Exercise directions
Work out how many lines of the records hold the string "name", and reply with that number alone.

###

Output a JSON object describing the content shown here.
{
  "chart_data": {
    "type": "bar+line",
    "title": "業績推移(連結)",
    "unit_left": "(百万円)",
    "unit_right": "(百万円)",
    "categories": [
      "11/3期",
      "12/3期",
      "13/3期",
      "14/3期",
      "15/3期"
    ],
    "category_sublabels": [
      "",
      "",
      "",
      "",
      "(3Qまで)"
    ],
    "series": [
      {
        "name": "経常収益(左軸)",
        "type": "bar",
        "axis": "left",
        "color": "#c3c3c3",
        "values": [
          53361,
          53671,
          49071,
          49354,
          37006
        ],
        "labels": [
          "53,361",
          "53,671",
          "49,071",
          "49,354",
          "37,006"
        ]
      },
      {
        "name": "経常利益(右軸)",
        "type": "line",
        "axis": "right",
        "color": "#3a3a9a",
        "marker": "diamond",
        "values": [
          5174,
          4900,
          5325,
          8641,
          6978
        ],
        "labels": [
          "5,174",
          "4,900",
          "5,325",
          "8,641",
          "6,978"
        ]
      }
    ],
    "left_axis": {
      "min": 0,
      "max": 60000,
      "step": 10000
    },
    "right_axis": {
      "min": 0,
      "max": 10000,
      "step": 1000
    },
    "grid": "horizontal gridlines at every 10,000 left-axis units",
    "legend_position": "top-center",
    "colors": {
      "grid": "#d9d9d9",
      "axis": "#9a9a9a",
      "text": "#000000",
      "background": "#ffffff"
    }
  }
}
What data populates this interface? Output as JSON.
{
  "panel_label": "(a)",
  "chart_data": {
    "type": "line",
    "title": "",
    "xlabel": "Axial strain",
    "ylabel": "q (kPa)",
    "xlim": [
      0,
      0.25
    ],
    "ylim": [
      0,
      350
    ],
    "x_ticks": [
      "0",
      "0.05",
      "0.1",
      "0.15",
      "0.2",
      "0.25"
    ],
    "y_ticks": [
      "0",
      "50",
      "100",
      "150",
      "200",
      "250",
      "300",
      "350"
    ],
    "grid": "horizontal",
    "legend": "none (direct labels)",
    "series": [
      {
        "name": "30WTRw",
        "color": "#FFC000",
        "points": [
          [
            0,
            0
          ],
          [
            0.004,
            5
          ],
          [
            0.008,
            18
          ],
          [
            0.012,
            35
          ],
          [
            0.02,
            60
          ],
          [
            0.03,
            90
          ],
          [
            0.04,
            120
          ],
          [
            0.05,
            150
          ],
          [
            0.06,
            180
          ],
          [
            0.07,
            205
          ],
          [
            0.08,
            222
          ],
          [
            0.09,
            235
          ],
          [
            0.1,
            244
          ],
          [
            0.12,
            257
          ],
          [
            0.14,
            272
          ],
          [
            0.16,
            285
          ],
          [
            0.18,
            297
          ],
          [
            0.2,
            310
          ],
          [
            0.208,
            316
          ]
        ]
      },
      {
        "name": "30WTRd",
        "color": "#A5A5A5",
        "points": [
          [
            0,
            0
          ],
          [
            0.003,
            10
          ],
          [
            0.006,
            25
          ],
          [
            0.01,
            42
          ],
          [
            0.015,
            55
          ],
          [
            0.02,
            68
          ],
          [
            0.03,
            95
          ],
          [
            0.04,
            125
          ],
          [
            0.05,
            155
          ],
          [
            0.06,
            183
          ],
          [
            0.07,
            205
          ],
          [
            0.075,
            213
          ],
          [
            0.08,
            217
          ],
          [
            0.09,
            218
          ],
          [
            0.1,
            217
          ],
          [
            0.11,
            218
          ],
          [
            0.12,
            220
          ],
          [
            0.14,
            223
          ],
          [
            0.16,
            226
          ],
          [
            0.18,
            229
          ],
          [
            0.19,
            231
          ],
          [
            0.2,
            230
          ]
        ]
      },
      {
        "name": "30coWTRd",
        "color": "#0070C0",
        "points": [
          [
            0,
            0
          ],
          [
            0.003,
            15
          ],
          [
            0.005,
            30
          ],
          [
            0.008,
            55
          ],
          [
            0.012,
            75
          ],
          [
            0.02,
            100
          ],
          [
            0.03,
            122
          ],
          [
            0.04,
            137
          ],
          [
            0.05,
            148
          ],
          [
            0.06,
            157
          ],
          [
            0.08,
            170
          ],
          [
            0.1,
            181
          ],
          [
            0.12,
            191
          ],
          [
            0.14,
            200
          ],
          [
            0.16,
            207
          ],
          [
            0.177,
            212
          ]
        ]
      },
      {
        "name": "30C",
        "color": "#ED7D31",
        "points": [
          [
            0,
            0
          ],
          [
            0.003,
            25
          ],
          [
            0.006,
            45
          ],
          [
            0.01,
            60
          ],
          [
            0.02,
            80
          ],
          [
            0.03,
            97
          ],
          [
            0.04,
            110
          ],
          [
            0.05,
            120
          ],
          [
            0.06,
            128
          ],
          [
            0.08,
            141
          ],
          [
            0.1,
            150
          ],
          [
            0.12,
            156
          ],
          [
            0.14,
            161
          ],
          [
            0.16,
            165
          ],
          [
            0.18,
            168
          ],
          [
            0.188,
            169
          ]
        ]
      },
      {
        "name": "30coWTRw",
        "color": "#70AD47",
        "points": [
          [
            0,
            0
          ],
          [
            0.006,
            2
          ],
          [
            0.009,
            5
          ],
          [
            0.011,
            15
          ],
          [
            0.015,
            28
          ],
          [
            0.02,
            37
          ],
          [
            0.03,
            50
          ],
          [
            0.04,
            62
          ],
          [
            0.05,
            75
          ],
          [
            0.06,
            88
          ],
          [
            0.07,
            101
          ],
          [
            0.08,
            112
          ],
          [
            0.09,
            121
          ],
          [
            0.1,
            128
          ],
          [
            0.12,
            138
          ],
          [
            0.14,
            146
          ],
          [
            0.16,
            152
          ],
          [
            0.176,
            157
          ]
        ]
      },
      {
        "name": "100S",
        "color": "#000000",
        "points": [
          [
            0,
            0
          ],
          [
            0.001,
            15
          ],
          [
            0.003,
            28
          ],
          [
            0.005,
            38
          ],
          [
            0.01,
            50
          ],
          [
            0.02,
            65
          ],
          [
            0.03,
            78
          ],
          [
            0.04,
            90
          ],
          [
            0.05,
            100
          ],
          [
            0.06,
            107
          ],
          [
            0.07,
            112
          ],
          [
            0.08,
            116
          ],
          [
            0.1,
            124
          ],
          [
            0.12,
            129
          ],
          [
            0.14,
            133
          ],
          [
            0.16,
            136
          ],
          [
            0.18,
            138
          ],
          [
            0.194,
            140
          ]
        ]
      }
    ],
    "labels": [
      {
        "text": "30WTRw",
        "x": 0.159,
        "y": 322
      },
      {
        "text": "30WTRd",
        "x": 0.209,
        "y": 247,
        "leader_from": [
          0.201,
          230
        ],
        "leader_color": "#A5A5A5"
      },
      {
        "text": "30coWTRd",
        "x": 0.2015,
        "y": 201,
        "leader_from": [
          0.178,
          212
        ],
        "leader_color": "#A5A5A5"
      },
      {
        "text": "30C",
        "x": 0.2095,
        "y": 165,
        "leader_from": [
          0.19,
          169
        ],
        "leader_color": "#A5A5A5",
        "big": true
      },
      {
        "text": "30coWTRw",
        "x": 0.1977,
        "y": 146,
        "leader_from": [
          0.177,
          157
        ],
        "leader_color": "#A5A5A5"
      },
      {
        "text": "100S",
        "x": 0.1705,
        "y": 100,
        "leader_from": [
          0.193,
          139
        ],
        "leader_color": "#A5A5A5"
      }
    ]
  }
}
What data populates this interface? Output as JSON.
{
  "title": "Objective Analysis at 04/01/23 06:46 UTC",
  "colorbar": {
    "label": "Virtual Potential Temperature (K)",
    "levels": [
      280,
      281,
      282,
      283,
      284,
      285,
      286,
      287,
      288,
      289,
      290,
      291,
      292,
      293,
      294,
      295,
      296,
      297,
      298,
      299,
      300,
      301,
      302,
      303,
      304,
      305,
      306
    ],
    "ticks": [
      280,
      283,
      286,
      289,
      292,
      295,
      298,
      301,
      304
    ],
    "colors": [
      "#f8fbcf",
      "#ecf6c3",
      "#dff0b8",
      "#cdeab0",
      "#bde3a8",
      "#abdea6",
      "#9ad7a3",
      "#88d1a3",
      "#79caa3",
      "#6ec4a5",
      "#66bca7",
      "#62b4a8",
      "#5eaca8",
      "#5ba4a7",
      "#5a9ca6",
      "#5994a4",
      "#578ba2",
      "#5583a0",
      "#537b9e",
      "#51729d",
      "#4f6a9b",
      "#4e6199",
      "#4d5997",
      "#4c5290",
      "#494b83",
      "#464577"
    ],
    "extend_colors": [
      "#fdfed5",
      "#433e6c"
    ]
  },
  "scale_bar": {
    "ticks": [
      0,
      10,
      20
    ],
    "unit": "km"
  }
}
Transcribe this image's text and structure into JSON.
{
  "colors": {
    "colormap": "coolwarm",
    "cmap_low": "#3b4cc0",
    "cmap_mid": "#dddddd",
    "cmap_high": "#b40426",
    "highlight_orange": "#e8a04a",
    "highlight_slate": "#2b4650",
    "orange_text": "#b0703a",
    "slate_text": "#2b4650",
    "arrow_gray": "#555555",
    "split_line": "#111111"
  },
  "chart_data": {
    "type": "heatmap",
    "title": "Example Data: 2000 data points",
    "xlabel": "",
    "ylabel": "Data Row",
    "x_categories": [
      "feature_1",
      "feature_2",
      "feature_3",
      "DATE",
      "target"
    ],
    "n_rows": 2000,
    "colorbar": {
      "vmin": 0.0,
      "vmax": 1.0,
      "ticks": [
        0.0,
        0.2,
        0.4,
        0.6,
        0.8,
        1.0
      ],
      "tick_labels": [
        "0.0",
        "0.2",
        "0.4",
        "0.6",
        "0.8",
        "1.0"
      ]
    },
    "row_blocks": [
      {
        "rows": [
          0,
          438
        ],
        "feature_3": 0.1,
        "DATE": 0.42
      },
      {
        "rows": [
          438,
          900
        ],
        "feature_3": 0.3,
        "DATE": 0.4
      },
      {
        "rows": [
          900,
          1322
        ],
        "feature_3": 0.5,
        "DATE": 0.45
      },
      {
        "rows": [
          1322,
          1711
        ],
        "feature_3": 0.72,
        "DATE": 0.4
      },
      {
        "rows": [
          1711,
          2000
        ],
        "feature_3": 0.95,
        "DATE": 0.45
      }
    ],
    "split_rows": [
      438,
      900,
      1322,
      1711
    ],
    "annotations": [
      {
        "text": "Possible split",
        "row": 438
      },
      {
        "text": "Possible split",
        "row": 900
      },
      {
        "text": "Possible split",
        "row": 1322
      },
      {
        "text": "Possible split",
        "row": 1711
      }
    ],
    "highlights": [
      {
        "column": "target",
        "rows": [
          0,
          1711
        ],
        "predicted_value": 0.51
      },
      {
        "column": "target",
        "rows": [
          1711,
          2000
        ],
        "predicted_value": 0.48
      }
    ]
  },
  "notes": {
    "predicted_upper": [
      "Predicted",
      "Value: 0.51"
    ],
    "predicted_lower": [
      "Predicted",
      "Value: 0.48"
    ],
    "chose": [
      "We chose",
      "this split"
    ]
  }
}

###

Result for this exercise
8